<<<<

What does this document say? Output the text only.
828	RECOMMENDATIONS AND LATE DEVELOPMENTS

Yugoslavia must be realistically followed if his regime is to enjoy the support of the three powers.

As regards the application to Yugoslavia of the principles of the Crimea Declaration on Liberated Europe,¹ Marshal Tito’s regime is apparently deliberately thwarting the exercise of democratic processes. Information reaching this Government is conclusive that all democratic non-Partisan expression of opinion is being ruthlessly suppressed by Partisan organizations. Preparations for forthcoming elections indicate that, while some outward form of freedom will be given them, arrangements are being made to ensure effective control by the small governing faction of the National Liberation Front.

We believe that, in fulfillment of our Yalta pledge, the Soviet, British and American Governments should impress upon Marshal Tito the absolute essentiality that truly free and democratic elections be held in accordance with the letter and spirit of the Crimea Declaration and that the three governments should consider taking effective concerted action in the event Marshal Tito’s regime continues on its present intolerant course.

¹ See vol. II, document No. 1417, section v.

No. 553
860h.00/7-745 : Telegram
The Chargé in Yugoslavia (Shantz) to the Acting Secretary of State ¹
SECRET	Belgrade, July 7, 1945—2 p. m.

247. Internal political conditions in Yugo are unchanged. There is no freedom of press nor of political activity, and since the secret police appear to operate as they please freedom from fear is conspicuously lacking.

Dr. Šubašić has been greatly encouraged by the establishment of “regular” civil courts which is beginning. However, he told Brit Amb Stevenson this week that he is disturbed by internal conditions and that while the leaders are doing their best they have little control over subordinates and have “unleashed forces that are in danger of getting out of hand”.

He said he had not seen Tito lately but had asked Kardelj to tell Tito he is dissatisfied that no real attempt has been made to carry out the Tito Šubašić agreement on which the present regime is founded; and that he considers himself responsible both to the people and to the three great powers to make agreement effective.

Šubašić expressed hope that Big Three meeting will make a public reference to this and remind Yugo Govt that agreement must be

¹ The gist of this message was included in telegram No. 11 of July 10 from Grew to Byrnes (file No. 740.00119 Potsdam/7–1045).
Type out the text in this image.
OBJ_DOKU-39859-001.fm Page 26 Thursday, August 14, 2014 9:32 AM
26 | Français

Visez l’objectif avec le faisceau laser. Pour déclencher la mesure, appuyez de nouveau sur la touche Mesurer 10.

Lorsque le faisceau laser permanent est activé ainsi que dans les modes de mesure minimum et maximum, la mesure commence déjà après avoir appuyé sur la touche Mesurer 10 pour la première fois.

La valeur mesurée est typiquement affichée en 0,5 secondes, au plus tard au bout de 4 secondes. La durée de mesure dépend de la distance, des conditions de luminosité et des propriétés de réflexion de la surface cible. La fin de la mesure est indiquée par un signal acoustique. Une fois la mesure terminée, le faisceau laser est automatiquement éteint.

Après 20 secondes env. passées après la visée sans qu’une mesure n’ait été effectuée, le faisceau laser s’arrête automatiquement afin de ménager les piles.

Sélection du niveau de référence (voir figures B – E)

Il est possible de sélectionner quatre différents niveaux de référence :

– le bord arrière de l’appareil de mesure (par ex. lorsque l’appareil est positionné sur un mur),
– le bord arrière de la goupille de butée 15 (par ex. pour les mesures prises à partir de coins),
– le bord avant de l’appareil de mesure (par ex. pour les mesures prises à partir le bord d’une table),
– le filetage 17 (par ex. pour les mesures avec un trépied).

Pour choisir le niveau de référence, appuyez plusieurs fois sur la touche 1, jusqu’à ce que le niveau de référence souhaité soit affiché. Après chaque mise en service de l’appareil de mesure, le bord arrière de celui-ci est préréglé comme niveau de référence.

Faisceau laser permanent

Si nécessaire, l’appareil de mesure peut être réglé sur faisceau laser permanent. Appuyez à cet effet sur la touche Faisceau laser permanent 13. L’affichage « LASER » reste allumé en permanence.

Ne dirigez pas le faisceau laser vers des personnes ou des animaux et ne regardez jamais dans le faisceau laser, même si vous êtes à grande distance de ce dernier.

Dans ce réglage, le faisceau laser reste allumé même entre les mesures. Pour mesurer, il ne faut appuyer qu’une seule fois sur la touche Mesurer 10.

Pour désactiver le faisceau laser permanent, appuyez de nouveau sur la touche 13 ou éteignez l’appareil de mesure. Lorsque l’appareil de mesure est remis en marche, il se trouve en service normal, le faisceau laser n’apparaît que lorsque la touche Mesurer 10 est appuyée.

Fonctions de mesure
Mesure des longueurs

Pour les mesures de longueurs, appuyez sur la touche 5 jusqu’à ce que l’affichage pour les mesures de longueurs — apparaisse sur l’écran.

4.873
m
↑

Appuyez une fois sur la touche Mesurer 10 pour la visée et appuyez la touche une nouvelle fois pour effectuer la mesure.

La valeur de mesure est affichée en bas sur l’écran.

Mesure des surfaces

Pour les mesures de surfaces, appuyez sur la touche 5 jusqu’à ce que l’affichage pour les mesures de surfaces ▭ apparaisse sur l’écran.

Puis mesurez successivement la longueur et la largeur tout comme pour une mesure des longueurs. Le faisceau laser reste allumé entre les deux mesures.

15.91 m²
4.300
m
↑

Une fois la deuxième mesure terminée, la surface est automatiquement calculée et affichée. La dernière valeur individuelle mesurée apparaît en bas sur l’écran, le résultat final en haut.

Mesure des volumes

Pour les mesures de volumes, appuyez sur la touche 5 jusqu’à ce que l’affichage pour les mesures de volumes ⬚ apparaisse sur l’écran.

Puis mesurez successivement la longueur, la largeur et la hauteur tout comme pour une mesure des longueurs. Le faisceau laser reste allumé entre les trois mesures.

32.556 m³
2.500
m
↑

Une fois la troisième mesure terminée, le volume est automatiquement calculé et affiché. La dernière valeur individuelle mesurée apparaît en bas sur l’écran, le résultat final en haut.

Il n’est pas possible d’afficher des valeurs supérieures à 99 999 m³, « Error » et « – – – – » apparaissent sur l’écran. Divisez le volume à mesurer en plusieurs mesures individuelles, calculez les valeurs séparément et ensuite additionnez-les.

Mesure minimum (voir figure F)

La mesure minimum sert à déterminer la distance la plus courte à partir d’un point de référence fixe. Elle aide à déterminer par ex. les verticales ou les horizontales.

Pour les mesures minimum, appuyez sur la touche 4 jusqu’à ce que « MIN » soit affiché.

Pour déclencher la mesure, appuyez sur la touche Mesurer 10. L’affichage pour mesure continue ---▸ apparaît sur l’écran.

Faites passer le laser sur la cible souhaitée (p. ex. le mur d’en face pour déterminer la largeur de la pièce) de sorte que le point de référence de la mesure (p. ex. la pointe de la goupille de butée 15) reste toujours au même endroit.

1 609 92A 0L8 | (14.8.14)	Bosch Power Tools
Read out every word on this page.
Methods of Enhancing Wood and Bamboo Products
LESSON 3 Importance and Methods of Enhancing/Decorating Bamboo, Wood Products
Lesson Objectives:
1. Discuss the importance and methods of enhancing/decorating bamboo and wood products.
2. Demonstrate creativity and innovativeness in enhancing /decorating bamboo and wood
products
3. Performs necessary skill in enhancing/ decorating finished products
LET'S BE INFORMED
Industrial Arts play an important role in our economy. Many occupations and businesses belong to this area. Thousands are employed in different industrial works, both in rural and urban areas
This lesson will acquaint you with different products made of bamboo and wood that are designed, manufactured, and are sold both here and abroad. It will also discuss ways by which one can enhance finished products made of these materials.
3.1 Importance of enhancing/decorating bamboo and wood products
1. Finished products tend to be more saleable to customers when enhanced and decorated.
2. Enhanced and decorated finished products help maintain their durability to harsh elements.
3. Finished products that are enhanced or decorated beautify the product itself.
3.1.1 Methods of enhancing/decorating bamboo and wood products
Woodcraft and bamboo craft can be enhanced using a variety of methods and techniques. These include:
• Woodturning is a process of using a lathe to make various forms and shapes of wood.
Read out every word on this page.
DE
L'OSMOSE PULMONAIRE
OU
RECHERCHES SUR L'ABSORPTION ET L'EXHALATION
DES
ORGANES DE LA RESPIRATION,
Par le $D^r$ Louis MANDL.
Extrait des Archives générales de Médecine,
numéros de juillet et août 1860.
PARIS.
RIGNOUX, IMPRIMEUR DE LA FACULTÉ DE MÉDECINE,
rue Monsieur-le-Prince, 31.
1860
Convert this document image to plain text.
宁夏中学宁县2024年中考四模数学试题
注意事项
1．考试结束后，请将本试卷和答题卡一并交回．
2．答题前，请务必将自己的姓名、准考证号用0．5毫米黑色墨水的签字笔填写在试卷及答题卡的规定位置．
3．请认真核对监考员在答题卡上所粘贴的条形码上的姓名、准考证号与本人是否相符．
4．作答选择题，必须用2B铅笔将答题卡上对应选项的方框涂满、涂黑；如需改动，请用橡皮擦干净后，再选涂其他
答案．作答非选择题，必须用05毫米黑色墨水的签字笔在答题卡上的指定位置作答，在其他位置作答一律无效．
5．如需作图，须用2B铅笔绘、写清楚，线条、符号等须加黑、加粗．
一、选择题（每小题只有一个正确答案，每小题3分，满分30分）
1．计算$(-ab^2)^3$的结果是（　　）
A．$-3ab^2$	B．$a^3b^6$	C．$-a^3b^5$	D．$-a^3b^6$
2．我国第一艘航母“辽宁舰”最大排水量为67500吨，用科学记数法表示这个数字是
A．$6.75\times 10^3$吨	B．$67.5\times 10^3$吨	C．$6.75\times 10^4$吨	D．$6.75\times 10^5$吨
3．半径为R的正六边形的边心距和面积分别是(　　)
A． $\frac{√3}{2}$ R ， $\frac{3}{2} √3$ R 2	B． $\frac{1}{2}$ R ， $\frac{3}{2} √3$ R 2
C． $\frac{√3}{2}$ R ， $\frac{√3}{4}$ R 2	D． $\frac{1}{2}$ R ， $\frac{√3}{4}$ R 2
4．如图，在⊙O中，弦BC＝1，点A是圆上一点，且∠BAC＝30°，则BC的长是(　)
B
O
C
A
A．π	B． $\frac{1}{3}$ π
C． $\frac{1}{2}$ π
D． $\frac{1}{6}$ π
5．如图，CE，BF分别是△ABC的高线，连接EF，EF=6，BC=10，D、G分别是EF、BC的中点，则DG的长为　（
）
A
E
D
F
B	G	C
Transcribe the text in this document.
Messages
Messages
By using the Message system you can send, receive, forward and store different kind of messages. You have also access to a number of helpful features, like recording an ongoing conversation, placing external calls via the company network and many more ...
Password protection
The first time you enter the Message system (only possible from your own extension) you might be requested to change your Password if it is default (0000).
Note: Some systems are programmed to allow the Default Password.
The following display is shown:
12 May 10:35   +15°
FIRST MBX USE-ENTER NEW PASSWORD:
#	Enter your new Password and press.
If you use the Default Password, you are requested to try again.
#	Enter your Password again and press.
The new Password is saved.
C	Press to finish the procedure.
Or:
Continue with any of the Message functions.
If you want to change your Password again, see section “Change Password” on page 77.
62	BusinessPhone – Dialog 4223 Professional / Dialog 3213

>>>>

▶ _WORK REQUIRED_: Reproduce each line holding the word "avec".

▶ _WRITTEN SOLUTION_:
Visez l’objectif avec le faisceau laser. Pour déclencher la mesure, appuyez de nouveau sur la touche Mesurer 10.
– le filetage 17 (par ex. pour les mesures avec un trépied).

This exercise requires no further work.